What to work on:
Without including any pictures, copy each entry below exactly.
____
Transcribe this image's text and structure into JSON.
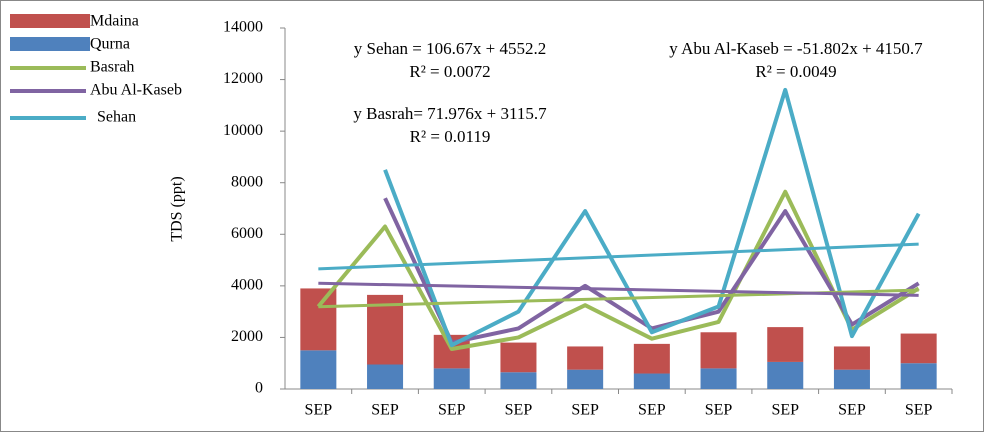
{
  "chart_data": {
    "type": "combo",
    "y_label": "TDS (ppt)",
    "categories": [
      "SEP",
      "SEP",
      "SEP",
      "SEP",
      "SEP",
      "SEP",
      "SEP",
      "SEP",
      "SEP",
      "SEP"
    ],
    "ylim": [
      0,
      14000
    ],
    "yticks": [
      0,
      2000,
      4000,
      6000,
      8000,
      10000,
      12000,
      14000
    ],
    "series": [
      {
        "name": "Qurna",
        "type": "bar",
        "color": "#4f81bd",
        "values": [
          1500,
          950,
          800,
          650,
          750,
          600,
          800,
          1050,
          750,
          1000
        ]
      },
      {
        "name": "Mdaina",
        "type": "bar",
        "color": "#c0504d",
        "values": [
          2400,
          2700,
          1300,
          1150,
          900,
          1150,
          1400,
          1350,
          900,
          1150
        ]
      },
      {
        "name": "Basrah",
        "type": "line",
        "color": "#9bbb59",
        "values": [
          3200,
          6300,
          1550,
          2000,
          3250,
          1950,
          2600,
          7650,
          2300,
          3900
        ]
      },
      {
        "name": "Abu Al-Kaseb",
        "type": "line",
        "color": "#8064a2",
        "values": [
          null,
          7400,
          1800,
          2350,
          4000,
          2350,
          3000,
          6900,
          2500,
          4100
        ]
      },
      {
        "name": "Sehan",
        "type": "line",
        "color": "#4bacc6",
        "values": [
          null,
          8500,
          1700,
          3000,
          6900,
          2200,
          3200,
          11600,
          2050,
          6800
        ]
      }
    ],
    "trendlines": [
      {
        "series": 4,
        "slope": 106.67,
        "intercept": 4552.2
      },
      {
        "series": 2,
        "slope": 71.976,
        "intercept": 3115.7
      },
      {
        "series": 3,
        "slope": -51.802,
        "intercept": 4150.7
      }
    ],
    "annotations": [
      "y Sehan = 106.67x + 4552.2",
      "R² = 0.0072",
      "y Basrah= 71.976x + 3115.7",
      "R² = 0.0119",
      "y Abu Al-Kaseb = -51.802x + 4150.7",
      "R² = 0.0049"
    ],
    "legend_order": [
      1,
      0,
      2,
      3,
      4
    ]
  }
}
____
Written solution:
Transcribe this image's text and structure into JSON.
{
  "chart_data": {
    "type": "combo",
    "y_label": "TDS (ppt)",
    "categories": [
      "SEP",
      "SEP",
      "SEP",
      "SEP",
      "SEP",
      "SEP",
      "SEP",
      "SEP",
      "SEP",
      "SEP"
    ],
    "ylim": [
      0,
      14000
    ],
    "yticks": [
      0,
      2000,
      4000,
      6000,
      8000,
      10000,
      12000,
      14000
    ],
    "series": [
      {
        "name": "Qurna",
        "type": "bar",
        "color": "#4f81bd",
        "values": [
          1500,
          950,
          800,
          650,
          750,
          600,
          800,
          1050,
          750,
          1000
        ]
      },
      {
        "name": "Mdaina",
        "type": "bar",
        "color": "#c0504d",
        "values": [
          2400,
          2700,
          1300,
          1150,
          900,
          1150,
          1400,
          1350,
          900,
          1150
        ]
      },
      {
        "name": "Basrah",
        "type": "line",
        "color": "#9bbb59",
        "values": [
          3200,
          6300,
          1550,
          2000,
          3250,
          1950,
          2600,
          7650,
          2300,
          3900
        ]
      },
      {
        "name": "Abu Al-Kaseb",
        "type": "line",
        "color": "#8064a2",
        "values": [
          null,
          7400,
          1800,
          2350,
          4000,
          2350,
          3000,
          6900,
          2500,
          4100
        ]
      },
      {
        "name": "Sehan",
        "type": "line",
        "color": "#4bacc6",
        "values": [
          null,
          8500,
          1700,
          3000,
          6900,
          2200,
          3200,
          11600,
          2050,
          6800
        ]
      }
    ],
    "trendlines": [
      {
        "series": 4,
        "slope": 106.67,
        "intercept": 4552.2
      },
      {
        "series": 2,
        "slope": 71.976,
        "intercept": 3115.7
      },
      {
        "series": 3,
        "slope": -51.802,
        "intercept": 4150.7
      }
    ],
    "annotations": [
      "y Sehan = 106.67x + 4552.2",
      "R² = 0.0072",
      "y Basrah= 71.976x + 3115.7",
      "R² = 0.0119",
      "y Abu Al-Kaseb = -51.802x + 4150.7",
      "R² = 0.0049"
    ],
    "legend_order": [
      1,
      0,
      2,
      3,
      4
    ]
  }
}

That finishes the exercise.